** START **

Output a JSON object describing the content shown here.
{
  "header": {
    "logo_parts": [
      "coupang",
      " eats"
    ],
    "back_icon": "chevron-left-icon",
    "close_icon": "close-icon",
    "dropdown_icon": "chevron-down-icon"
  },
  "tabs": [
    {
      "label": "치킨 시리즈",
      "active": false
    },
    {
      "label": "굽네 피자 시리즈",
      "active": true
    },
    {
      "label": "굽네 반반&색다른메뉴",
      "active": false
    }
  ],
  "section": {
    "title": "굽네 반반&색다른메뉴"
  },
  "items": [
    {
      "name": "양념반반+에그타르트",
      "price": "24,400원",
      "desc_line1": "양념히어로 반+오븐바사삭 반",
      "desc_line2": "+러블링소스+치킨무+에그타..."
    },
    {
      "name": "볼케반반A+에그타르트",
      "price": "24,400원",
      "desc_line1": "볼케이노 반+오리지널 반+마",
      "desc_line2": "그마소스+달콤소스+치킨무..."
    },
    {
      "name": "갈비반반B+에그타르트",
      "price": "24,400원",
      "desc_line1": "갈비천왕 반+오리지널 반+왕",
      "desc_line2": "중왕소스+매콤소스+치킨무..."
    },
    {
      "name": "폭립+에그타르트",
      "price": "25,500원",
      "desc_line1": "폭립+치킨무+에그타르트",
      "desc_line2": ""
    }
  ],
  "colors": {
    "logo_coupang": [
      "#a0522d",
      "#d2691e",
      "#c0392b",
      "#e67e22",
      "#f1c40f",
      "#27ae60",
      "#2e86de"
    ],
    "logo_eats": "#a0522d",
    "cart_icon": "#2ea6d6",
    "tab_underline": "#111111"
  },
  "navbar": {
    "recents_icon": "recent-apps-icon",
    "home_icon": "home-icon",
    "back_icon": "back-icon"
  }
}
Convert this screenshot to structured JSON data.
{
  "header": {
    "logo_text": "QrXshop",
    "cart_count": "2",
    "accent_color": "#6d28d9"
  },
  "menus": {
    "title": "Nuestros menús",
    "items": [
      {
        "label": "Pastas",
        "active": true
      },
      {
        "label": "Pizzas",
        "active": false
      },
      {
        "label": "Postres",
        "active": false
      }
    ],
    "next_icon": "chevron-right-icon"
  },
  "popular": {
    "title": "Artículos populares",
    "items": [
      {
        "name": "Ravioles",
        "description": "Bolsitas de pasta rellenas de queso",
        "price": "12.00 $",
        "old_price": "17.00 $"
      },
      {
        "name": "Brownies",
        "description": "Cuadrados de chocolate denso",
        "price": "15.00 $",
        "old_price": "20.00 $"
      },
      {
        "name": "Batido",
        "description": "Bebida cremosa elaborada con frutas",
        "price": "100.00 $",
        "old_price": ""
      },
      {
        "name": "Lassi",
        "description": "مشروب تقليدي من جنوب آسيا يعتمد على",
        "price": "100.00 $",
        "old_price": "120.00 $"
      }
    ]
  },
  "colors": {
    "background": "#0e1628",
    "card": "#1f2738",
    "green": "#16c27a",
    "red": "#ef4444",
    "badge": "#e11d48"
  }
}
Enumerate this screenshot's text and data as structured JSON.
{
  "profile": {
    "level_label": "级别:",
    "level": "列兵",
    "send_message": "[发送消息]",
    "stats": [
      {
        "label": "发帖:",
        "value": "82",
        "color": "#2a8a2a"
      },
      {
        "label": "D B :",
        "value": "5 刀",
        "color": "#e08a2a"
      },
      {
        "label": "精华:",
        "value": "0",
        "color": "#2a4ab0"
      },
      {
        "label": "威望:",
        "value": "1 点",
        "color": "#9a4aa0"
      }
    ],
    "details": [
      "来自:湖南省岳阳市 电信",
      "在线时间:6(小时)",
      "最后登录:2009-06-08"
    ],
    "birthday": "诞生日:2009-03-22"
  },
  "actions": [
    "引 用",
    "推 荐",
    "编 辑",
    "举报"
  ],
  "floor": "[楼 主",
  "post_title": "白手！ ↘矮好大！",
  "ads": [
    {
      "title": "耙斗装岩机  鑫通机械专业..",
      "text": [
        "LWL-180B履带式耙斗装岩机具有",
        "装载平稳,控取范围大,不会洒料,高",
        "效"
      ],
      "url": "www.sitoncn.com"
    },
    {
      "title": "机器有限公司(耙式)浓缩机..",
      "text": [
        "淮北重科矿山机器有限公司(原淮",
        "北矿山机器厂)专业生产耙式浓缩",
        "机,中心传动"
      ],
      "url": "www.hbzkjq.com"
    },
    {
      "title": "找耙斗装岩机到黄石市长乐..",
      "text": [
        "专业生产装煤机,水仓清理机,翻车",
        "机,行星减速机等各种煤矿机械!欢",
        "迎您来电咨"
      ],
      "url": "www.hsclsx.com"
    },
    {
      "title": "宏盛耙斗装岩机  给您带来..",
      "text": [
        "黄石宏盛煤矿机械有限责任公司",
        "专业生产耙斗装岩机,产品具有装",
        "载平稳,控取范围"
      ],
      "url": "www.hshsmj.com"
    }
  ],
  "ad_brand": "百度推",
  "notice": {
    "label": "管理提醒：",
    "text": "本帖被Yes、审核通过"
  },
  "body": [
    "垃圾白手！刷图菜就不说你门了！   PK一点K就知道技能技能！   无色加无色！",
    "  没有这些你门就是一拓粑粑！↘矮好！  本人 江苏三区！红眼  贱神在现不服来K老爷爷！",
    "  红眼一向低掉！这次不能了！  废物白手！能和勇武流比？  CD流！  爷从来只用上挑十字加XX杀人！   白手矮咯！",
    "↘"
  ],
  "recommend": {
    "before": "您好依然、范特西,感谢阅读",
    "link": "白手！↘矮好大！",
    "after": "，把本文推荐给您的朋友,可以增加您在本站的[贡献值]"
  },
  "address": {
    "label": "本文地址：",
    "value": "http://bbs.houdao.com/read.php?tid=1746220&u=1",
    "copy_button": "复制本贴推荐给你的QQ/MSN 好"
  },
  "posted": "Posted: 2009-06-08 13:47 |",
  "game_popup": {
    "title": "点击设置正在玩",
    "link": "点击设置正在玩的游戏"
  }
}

** END **

**Stated task**
Go through the records and copy each line with "chevron" in it.

**Answer to this exercise**
    "back_icon": "chevron-left-icon",
    "dropdown_icon": "chevron-down-icon"
    "next_icon": "chevron-right-icon"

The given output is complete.